* begin Data to process *

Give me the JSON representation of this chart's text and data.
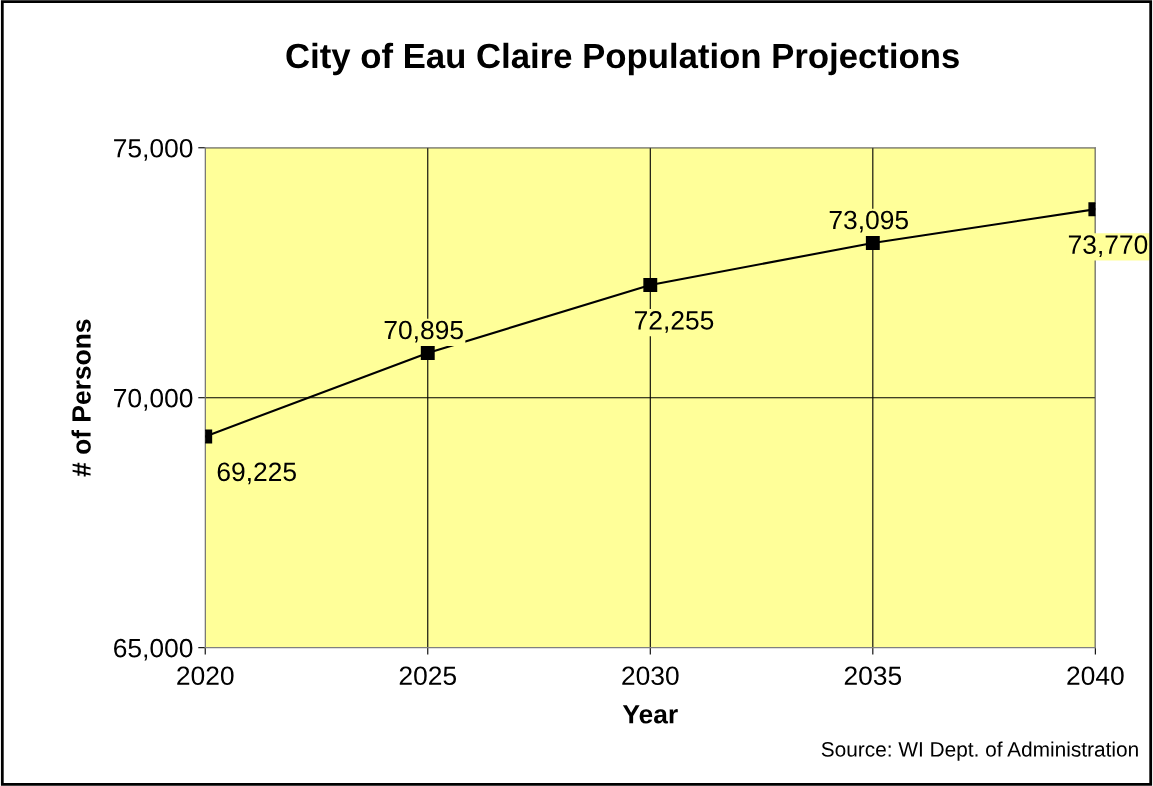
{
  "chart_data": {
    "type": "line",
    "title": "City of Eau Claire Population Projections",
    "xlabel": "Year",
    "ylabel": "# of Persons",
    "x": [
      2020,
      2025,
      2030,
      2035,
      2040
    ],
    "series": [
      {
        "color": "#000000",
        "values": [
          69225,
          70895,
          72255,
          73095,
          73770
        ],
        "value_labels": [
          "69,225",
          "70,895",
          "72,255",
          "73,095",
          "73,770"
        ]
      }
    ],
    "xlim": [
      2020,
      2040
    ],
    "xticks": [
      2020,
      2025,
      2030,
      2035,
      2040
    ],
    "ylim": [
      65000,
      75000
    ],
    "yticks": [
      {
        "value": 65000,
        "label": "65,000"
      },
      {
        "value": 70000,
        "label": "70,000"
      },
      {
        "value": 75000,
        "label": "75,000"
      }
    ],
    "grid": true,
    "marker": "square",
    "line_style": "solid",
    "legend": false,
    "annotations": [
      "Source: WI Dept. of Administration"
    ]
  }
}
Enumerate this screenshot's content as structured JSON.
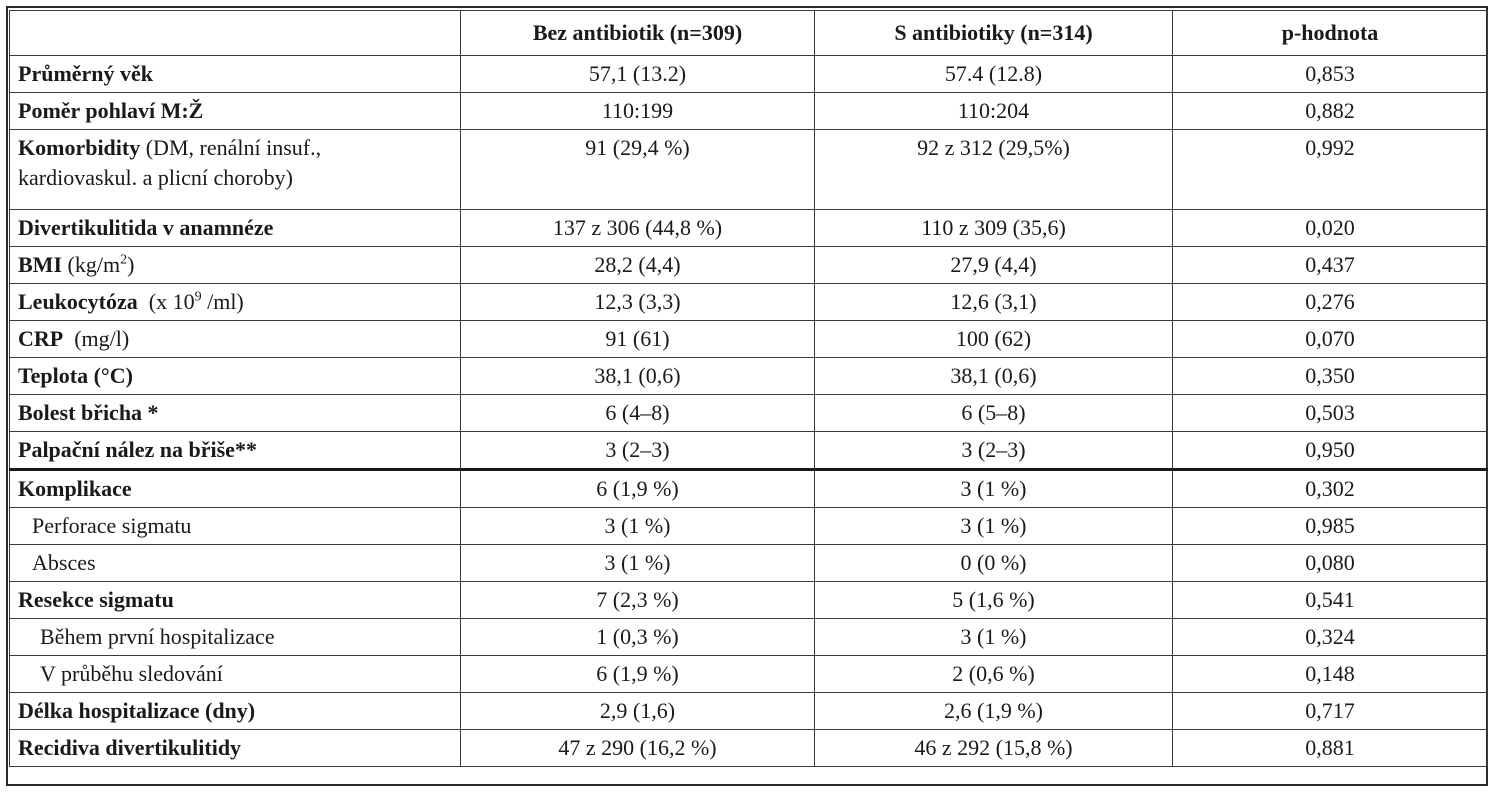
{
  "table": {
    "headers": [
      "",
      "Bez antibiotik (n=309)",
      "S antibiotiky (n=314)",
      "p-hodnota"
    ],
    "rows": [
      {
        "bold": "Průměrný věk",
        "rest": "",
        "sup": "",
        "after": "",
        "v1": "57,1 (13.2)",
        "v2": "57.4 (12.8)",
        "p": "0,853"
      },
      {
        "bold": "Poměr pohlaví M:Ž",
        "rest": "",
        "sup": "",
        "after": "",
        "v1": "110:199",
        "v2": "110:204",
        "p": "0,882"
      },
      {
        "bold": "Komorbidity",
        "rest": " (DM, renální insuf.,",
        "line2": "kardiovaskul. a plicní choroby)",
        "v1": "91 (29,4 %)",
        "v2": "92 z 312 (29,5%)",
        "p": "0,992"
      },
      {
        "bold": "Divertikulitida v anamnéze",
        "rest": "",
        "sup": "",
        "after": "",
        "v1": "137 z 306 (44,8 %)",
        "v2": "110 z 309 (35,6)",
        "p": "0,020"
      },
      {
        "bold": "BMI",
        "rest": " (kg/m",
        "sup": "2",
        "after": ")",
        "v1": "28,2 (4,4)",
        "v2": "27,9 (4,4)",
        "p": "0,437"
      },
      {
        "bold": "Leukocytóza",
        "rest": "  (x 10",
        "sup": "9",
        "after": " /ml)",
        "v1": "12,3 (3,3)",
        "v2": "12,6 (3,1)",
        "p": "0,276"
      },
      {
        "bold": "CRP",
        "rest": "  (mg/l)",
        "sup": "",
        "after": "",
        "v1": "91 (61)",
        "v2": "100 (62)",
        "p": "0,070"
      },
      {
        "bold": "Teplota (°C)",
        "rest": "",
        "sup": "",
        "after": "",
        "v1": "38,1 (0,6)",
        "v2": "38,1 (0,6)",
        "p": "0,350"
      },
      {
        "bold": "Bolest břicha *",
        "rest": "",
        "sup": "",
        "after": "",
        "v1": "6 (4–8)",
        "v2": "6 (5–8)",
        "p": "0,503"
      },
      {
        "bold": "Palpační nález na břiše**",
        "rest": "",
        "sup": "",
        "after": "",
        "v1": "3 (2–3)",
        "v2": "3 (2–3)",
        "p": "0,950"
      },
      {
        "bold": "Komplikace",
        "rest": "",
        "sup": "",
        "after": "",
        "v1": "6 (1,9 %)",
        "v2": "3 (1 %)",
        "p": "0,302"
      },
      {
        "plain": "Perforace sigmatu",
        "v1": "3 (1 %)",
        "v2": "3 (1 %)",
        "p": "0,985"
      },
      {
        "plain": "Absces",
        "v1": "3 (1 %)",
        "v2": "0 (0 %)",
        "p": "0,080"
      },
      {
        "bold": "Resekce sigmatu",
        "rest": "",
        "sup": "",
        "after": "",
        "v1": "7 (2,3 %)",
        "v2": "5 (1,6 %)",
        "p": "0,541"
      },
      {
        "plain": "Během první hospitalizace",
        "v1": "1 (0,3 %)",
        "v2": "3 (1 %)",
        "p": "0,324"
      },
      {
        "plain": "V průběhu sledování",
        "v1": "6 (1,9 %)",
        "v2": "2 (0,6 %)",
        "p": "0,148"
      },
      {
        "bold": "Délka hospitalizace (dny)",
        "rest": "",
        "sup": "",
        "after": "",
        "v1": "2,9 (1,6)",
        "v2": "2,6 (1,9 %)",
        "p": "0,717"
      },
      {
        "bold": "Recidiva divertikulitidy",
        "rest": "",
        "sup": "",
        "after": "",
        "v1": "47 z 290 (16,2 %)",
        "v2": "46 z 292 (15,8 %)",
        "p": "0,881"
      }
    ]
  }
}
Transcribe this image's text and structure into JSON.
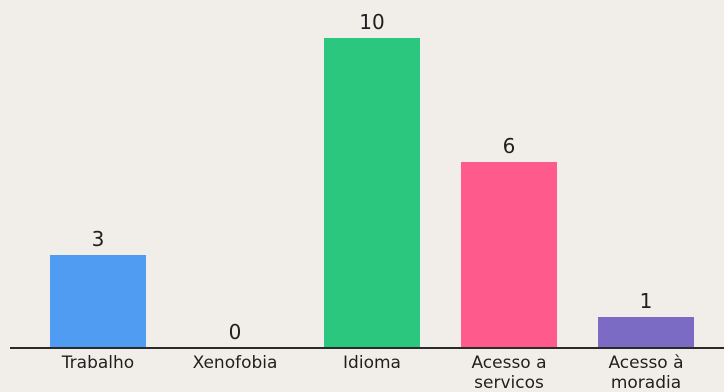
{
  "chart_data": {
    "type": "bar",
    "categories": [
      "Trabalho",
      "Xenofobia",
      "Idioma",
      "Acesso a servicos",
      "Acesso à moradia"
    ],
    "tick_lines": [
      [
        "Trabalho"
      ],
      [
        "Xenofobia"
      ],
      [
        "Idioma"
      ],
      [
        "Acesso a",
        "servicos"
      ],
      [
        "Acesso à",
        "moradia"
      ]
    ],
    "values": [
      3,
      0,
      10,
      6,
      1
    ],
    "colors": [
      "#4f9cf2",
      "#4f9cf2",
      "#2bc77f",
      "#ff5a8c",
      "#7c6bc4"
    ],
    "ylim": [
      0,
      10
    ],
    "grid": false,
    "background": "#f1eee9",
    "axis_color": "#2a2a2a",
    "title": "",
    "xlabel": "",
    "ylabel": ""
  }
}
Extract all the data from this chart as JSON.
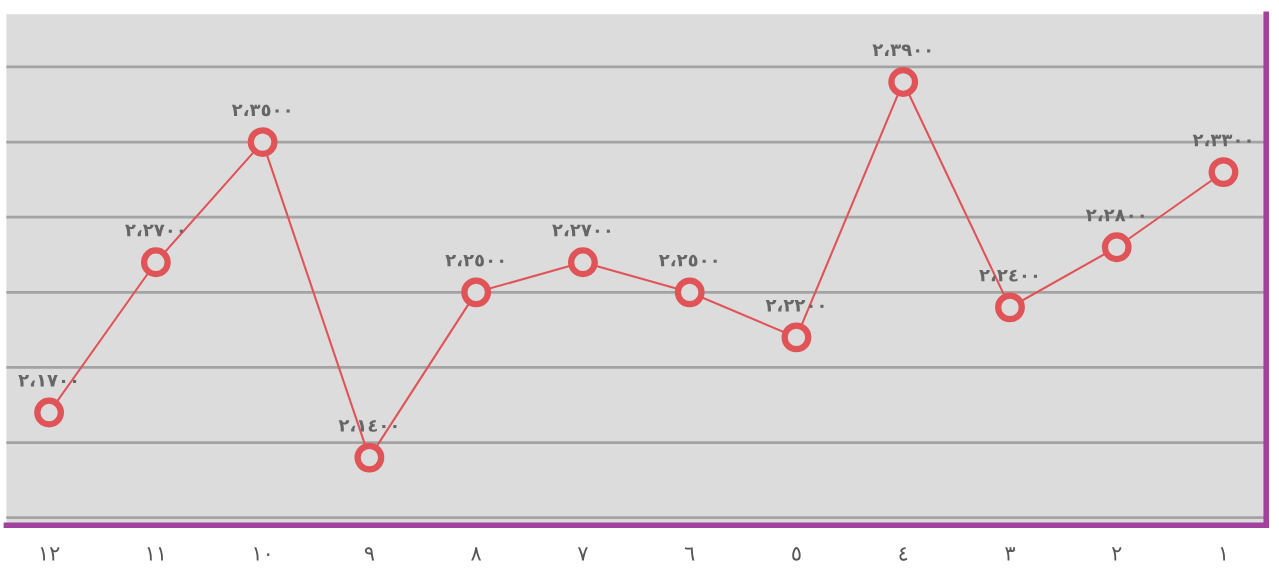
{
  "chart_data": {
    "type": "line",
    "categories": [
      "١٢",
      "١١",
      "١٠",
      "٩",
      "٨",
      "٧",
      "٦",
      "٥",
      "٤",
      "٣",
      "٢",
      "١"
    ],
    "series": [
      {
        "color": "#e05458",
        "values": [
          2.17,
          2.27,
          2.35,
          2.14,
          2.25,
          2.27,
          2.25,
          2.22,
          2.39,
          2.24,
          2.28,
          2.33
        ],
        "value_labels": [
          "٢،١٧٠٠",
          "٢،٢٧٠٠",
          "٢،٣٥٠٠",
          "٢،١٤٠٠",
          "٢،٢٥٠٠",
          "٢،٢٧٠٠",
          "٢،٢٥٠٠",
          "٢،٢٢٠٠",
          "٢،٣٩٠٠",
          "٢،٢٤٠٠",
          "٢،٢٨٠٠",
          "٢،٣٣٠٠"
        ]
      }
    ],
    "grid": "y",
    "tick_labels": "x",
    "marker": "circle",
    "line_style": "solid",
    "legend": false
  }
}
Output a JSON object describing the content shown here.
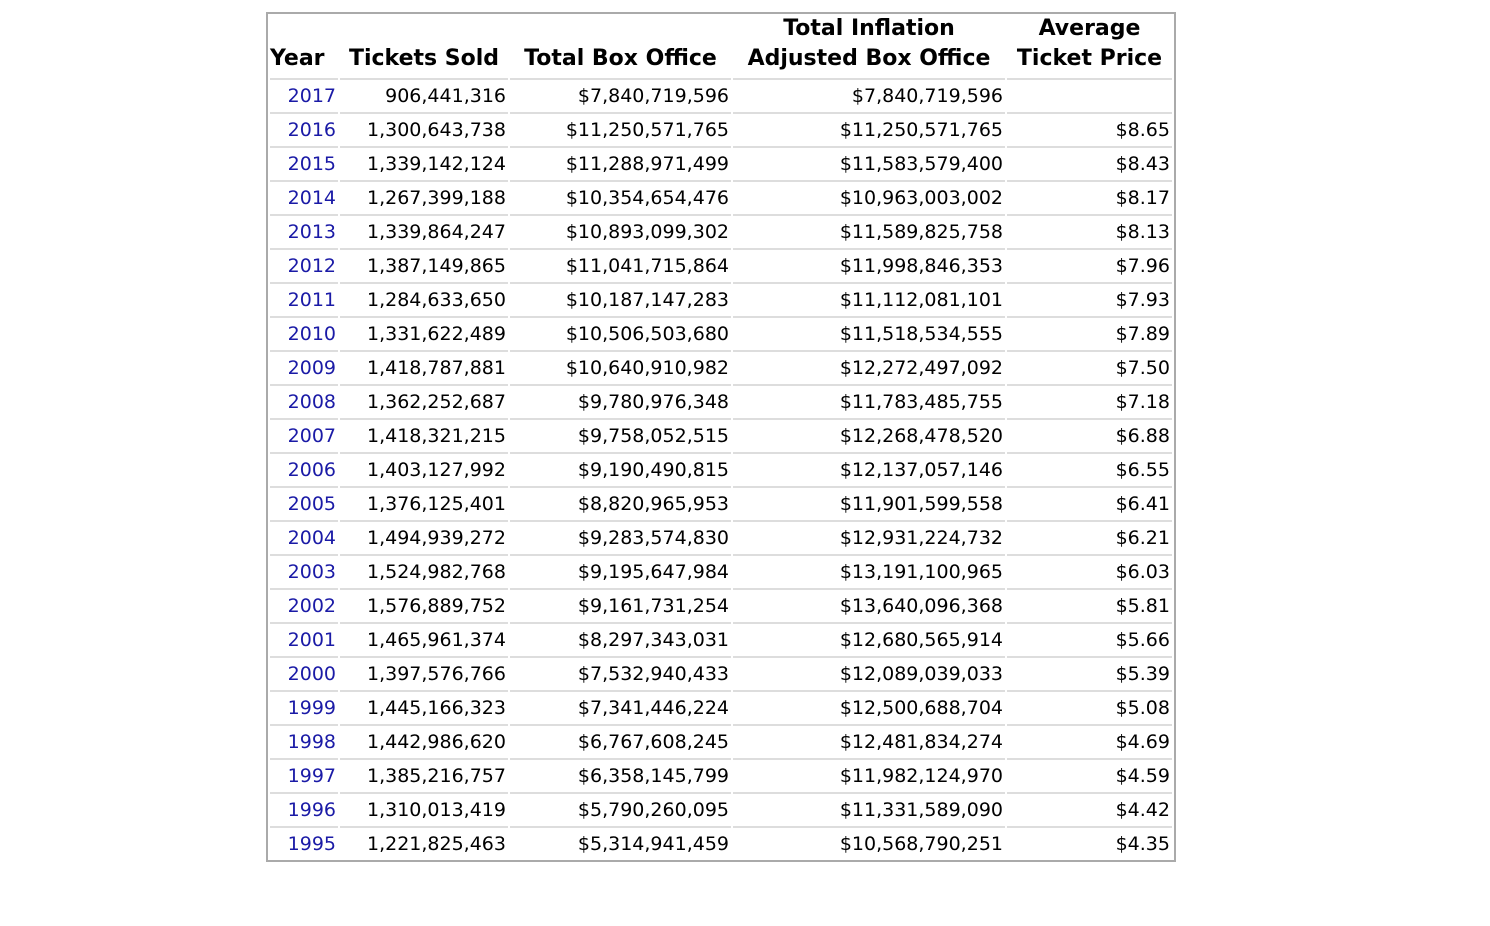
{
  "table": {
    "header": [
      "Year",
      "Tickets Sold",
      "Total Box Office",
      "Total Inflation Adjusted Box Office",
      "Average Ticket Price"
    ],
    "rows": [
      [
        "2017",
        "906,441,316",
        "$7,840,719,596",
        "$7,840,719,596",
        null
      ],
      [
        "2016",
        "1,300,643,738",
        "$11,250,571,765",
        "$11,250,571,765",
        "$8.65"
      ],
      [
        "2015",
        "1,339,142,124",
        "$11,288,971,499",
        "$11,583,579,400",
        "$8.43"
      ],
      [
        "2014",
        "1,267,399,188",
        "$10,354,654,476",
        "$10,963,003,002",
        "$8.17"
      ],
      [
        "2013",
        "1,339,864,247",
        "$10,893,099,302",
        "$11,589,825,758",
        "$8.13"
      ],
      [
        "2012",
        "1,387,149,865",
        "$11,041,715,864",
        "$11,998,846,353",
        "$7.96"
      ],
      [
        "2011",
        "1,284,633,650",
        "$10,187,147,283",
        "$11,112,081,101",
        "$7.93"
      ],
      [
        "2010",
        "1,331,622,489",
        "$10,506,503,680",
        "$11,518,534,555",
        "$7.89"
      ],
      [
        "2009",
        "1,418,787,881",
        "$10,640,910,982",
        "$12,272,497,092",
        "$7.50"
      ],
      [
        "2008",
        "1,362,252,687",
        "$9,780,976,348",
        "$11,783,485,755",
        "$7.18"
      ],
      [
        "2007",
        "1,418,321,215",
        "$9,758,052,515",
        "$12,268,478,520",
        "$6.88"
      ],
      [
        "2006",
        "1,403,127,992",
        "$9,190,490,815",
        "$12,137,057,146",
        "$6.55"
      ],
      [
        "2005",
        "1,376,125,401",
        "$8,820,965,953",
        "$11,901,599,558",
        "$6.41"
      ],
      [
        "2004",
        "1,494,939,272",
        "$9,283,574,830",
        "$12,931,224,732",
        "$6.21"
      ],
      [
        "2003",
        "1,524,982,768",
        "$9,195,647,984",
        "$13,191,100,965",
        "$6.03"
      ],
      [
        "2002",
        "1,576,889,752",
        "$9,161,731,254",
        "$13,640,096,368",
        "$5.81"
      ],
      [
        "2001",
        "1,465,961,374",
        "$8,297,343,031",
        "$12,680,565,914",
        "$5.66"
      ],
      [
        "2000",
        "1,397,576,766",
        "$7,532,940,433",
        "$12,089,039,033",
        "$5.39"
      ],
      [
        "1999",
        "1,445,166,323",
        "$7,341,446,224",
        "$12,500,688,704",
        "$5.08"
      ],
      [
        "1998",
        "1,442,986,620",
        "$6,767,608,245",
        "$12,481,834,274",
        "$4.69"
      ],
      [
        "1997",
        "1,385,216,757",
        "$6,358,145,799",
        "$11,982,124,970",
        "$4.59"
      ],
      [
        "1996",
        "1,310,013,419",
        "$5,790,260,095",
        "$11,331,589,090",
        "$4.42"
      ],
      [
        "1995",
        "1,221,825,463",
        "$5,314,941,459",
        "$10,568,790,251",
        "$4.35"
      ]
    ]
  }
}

* end Data to process *

Stated exercise: Reproduce each line holding the word "false".

Result of the task:
    "legend": false,
    "grid": false,
    "legend": false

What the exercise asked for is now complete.